**Goal of the exercise**
Scan the data below. Pull out each line where "filled" occurs.

**Exercise data**
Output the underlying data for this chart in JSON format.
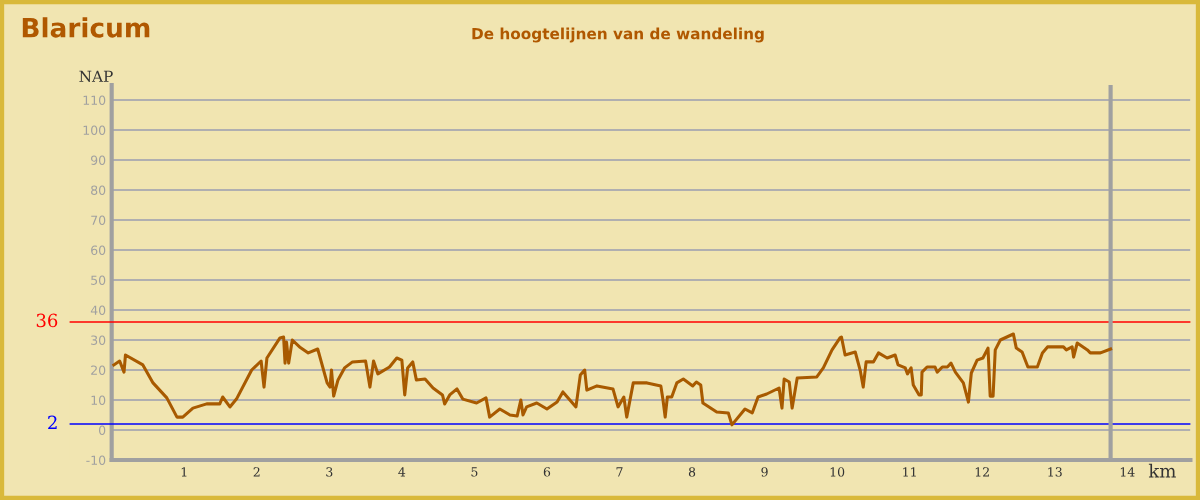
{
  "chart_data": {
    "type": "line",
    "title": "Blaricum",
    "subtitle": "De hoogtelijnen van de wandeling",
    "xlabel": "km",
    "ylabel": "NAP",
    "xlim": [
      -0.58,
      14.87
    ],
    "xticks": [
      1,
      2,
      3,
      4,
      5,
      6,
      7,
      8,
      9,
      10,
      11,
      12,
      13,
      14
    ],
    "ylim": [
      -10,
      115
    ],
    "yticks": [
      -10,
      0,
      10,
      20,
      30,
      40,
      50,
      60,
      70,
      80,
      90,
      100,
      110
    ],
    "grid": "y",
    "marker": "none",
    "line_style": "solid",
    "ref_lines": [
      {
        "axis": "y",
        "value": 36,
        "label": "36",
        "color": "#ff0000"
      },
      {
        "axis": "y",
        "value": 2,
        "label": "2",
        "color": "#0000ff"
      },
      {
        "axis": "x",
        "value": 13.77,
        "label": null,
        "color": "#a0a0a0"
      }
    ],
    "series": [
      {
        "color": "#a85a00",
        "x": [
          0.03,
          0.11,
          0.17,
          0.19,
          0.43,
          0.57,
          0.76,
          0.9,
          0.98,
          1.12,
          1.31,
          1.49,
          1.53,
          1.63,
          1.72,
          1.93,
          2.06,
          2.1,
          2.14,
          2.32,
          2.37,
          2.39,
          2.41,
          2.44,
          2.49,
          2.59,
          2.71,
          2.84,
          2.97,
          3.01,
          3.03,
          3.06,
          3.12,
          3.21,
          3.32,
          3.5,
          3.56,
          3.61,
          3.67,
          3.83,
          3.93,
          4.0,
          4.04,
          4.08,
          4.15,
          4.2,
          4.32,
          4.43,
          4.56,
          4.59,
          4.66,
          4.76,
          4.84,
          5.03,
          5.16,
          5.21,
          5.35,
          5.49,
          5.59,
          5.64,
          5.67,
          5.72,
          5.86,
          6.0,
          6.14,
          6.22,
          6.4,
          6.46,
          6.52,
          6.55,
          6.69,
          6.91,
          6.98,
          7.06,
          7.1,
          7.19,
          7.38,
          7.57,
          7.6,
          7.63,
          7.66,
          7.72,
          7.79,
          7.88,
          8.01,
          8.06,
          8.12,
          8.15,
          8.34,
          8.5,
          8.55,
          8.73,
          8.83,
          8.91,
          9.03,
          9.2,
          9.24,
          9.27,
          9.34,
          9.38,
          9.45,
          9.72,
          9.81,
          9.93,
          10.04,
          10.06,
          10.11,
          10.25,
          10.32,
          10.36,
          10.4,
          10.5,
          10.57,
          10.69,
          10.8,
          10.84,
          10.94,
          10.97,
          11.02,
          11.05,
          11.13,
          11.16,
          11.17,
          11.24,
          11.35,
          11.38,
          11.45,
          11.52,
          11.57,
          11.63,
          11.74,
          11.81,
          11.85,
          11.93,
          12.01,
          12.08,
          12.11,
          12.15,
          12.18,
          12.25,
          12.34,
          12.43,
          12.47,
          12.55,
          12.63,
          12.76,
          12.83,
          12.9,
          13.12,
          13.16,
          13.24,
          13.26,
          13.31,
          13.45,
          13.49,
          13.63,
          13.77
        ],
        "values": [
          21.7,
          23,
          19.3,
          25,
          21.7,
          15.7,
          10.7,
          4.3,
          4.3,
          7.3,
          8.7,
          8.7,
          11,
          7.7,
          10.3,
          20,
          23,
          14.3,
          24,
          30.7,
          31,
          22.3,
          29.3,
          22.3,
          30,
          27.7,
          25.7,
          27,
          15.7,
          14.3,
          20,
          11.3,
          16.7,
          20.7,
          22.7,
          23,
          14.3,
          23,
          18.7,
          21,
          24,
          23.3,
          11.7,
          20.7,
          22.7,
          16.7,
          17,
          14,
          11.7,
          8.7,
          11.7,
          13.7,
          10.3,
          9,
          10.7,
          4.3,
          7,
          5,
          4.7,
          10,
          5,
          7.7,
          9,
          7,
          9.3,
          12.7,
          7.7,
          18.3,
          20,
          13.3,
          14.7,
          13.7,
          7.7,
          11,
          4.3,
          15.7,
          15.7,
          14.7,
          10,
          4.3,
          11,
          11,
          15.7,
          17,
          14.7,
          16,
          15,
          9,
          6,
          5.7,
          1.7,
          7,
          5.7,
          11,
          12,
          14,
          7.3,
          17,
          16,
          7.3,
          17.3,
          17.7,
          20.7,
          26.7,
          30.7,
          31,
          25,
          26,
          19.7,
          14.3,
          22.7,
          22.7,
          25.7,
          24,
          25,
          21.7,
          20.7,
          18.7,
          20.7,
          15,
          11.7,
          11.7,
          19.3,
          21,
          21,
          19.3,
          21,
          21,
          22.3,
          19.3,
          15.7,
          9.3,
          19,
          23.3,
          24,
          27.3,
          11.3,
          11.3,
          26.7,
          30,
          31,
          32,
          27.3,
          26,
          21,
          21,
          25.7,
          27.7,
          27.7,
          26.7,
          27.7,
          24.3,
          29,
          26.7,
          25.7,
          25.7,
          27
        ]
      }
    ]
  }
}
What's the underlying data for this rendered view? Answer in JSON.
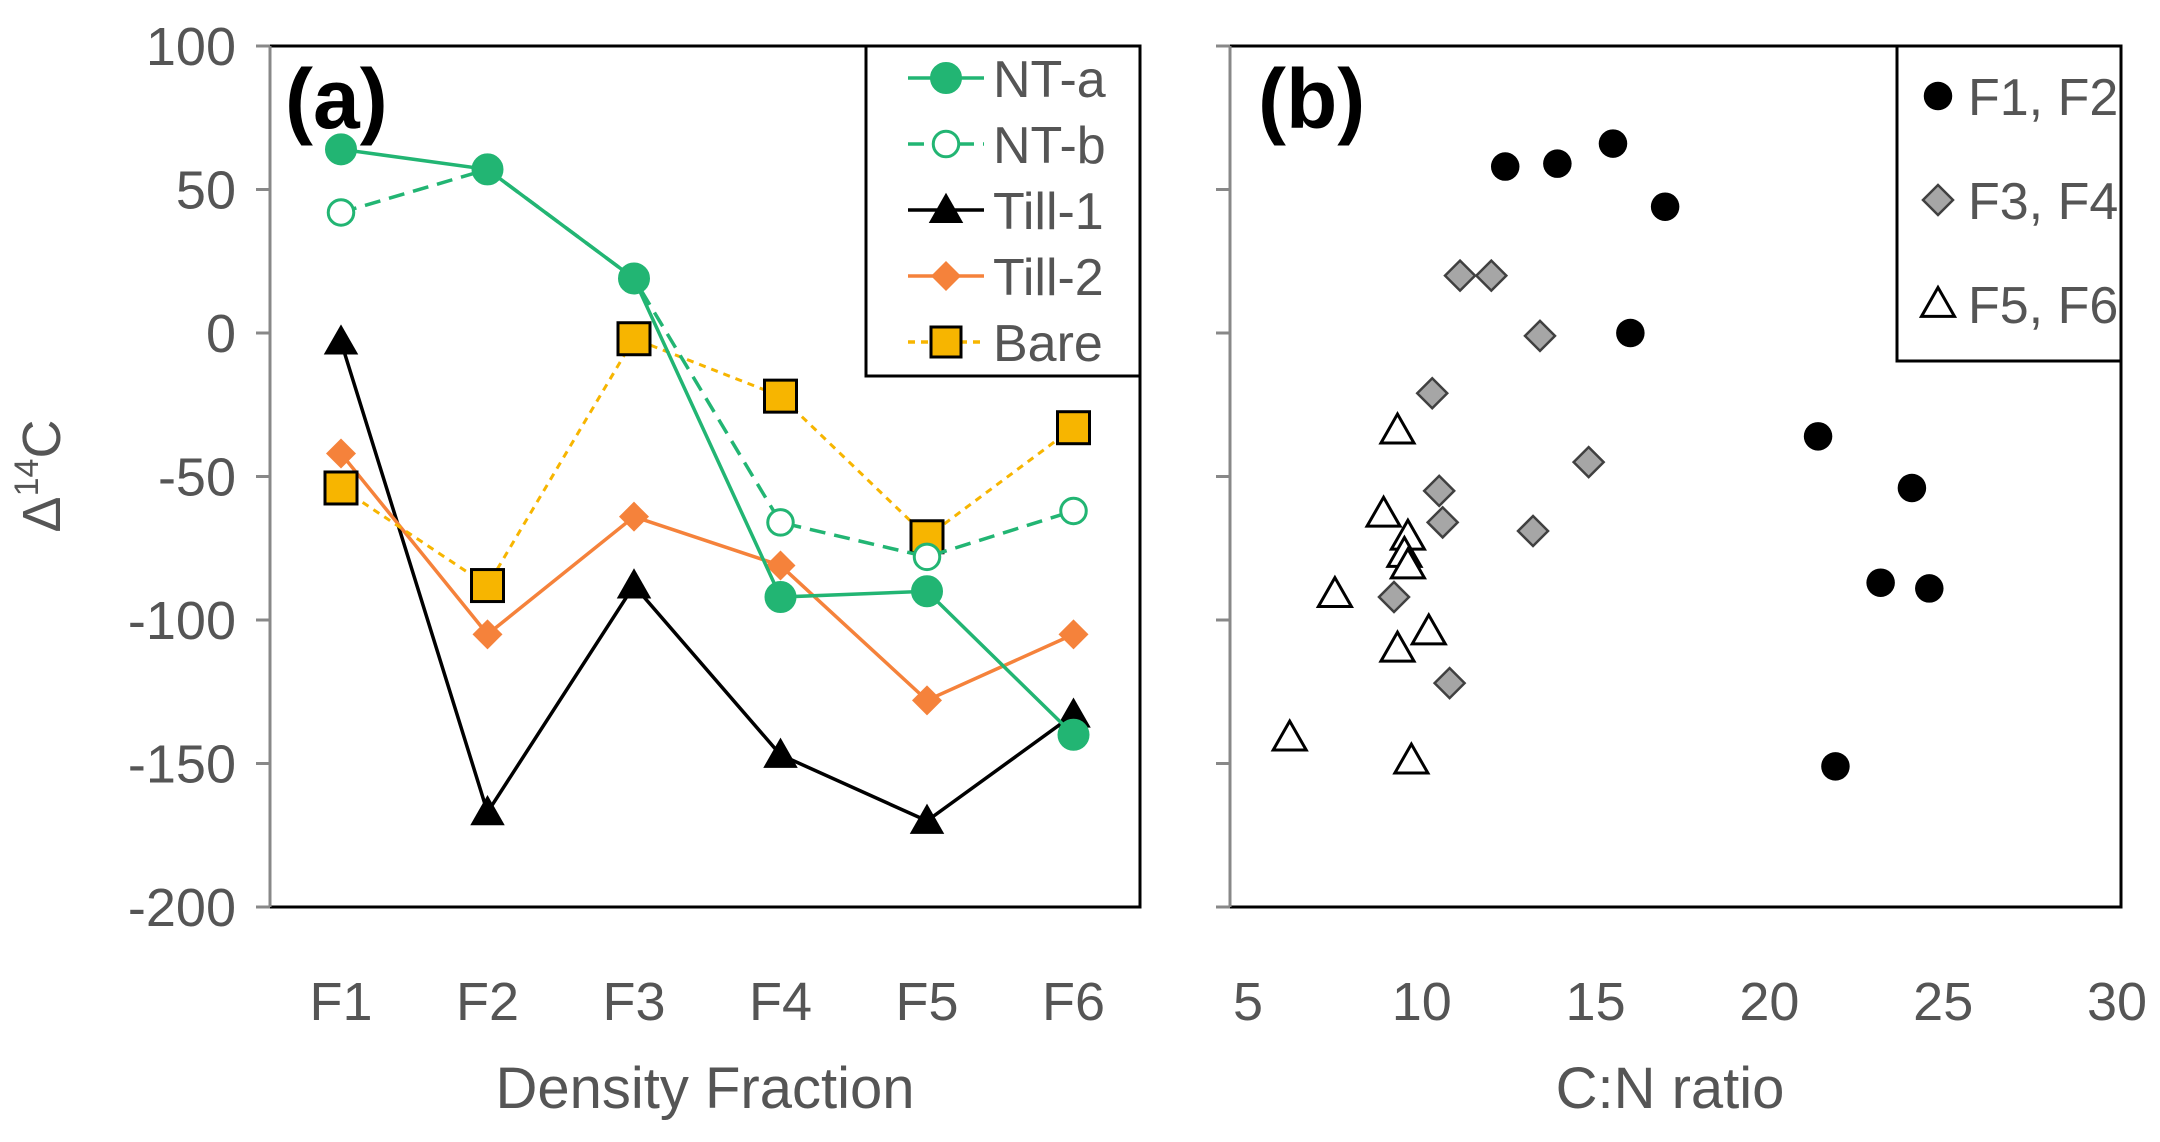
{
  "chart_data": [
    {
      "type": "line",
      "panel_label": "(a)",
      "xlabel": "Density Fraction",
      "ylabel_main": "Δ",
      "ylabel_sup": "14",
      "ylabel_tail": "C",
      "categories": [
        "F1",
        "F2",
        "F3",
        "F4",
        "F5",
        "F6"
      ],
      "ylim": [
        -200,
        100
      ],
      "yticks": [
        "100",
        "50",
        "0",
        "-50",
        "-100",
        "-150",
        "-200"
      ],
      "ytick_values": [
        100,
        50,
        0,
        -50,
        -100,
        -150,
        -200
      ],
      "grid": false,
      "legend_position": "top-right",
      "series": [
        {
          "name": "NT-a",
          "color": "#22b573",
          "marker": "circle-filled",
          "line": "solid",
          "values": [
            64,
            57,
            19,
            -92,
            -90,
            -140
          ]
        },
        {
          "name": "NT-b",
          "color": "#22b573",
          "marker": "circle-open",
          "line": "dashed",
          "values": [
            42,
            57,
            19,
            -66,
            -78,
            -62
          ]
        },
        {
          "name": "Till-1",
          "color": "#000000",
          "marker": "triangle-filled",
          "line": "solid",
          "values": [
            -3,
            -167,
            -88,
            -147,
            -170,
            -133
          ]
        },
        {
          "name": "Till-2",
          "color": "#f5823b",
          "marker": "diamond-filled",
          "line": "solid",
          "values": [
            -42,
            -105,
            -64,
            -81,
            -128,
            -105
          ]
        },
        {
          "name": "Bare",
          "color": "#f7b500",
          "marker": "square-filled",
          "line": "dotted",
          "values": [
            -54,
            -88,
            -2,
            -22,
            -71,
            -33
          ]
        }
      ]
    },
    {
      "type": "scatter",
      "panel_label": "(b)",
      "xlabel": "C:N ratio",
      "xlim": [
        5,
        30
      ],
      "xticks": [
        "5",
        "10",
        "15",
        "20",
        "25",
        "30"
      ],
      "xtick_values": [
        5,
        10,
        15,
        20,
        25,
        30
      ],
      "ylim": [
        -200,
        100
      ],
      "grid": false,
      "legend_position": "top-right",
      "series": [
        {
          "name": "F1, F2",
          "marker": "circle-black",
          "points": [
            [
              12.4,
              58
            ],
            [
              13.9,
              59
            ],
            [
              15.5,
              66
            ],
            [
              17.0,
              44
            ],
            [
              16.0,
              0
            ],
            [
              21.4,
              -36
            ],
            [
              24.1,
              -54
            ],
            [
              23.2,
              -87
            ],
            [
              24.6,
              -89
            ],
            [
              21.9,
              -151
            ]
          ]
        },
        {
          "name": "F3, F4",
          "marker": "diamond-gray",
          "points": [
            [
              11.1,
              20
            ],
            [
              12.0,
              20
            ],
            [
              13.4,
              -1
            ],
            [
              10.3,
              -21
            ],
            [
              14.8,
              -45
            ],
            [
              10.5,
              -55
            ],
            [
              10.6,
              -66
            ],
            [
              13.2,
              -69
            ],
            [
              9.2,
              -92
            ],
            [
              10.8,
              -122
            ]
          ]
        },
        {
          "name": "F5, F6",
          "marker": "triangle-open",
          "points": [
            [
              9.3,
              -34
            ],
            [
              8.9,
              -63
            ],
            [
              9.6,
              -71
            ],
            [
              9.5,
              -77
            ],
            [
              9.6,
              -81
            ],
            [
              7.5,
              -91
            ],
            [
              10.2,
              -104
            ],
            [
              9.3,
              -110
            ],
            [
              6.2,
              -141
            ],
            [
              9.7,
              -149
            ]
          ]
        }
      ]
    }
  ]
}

**Answer for the task**
          "marker": "circle-filled",
          "marker": "triangle-filled",
          "marker": "diamond-filled",
          "marker": "square-filled",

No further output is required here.